_TASK TO CARRY OUT_:
Identify every line in the records below that contains the word "pyriformis", and copy each of those lines.
--- BEGIN SUPPLIED DATA ---
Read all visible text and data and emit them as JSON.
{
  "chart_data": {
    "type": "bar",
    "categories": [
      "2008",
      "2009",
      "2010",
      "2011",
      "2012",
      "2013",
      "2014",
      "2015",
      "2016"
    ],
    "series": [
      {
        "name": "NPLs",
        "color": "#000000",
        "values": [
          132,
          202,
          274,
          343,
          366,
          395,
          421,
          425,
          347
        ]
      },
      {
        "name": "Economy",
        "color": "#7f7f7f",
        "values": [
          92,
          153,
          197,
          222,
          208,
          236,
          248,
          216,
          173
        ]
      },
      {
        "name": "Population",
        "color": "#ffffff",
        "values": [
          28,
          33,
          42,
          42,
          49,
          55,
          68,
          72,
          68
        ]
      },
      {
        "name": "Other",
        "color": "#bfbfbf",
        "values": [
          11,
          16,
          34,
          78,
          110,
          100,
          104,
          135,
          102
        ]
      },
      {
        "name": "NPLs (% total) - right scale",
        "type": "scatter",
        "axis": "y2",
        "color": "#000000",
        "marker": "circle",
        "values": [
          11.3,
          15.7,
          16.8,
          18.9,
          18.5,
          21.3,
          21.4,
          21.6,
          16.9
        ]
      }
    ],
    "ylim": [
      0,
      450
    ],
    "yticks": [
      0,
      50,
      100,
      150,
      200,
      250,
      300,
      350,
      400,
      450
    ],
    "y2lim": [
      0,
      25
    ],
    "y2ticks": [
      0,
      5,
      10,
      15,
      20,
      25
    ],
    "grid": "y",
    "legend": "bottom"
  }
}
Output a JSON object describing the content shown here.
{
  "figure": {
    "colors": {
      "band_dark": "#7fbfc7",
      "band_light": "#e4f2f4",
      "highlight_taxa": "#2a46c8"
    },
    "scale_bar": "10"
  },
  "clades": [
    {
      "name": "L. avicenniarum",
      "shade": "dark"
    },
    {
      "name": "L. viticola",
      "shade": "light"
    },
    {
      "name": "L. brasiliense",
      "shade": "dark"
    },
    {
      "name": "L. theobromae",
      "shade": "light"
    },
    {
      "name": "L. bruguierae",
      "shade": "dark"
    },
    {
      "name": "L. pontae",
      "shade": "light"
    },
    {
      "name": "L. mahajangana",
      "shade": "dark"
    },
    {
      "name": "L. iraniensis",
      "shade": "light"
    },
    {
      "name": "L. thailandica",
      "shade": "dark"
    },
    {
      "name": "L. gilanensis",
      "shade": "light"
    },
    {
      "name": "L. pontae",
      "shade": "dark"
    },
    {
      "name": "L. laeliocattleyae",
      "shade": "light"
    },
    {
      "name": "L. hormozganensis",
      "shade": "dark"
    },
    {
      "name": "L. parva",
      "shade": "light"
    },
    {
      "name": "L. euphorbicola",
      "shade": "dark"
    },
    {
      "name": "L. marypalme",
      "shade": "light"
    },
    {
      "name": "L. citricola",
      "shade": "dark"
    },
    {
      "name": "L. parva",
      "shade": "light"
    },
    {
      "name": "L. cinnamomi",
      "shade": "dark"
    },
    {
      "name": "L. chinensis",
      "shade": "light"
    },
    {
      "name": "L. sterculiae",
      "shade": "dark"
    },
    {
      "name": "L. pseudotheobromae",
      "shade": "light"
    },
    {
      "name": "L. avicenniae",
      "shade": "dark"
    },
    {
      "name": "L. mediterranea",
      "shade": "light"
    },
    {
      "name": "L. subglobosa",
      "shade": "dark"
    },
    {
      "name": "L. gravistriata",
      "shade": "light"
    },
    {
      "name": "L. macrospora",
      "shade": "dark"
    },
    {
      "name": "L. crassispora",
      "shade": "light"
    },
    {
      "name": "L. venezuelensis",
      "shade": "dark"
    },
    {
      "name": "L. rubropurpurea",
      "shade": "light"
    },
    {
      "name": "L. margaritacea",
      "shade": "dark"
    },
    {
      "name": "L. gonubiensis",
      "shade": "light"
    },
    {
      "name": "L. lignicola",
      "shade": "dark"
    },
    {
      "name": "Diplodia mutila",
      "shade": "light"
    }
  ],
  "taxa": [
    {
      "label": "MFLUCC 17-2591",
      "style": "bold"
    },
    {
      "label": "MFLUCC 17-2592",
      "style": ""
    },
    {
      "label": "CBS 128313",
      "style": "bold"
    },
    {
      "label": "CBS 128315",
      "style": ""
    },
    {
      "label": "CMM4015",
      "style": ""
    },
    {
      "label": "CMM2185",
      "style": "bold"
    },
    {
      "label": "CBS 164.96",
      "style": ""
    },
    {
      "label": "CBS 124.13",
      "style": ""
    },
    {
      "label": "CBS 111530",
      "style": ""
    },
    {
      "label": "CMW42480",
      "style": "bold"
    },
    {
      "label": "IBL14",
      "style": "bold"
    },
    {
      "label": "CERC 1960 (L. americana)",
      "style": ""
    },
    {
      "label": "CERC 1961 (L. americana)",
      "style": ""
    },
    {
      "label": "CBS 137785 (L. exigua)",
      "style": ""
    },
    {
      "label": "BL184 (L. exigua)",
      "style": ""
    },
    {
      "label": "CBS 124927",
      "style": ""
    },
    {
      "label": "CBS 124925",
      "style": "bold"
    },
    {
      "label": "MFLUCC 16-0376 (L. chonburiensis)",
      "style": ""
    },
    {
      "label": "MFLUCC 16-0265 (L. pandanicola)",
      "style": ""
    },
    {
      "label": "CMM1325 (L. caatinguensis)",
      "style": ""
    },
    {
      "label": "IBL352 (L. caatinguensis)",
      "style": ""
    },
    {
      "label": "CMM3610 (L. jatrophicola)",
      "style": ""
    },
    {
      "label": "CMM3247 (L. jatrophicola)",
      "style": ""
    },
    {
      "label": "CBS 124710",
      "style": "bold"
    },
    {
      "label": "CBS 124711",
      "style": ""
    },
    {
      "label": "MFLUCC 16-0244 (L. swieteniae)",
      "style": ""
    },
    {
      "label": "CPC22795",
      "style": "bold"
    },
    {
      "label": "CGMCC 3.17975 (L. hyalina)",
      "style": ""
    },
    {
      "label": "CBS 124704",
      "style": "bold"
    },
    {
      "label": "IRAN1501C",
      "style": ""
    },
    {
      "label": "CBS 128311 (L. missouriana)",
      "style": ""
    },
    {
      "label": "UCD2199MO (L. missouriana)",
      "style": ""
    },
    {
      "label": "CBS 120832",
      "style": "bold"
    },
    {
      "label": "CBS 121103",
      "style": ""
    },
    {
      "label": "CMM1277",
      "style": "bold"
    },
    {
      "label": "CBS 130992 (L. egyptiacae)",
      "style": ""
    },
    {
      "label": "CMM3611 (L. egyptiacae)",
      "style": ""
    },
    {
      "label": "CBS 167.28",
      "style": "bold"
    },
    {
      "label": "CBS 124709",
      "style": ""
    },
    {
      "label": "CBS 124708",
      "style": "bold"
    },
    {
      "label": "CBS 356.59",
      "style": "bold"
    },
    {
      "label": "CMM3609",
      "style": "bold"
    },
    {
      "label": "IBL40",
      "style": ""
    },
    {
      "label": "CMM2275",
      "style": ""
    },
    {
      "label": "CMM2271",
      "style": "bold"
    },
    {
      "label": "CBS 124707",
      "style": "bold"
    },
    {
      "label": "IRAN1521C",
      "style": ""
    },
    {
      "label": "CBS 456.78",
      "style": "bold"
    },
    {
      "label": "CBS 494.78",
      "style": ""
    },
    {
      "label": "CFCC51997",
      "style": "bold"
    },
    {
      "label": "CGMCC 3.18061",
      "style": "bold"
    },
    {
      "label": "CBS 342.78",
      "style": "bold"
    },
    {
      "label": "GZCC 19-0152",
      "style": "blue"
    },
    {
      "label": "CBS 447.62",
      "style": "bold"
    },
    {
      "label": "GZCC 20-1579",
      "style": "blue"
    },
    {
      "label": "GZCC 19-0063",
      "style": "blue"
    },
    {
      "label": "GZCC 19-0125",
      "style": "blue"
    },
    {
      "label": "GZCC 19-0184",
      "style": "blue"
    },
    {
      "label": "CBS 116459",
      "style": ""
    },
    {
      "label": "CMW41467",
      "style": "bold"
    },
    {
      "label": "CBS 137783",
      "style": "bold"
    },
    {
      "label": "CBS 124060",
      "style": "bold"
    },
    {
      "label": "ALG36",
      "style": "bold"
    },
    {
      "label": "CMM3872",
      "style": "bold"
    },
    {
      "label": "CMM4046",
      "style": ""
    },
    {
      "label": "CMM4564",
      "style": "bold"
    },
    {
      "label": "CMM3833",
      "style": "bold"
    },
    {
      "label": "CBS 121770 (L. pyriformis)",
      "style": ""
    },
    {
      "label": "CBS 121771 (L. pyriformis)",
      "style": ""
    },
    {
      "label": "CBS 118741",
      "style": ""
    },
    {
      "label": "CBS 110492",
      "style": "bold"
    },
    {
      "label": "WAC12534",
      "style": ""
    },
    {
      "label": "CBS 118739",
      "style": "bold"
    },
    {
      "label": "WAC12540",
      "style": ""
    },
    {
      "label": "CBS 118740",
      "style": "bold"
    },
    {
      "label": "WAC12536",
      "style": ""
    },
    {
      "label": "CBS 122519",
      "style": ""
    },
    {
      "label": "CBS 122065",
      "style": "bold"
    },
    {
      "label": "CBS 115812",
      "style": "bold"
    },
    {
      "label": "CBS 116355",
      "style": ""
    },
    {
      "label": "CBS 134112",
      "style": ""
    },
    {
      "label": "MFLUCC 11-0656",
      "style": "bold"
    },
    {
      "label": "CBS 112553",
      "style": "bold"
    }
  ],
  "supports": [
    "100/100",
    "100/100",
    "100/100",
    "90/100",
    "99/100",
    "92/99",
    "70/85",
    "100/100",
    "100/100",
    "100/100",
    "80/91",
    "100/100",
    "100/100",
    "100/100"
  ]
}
--- END SUPPLIED DATA ---
_REPLY TO THE EXERCISE_:
      "label": "CBS 121770 (L. pyriformis)",
      "label": "CBS 121771 (L. pyriformis)",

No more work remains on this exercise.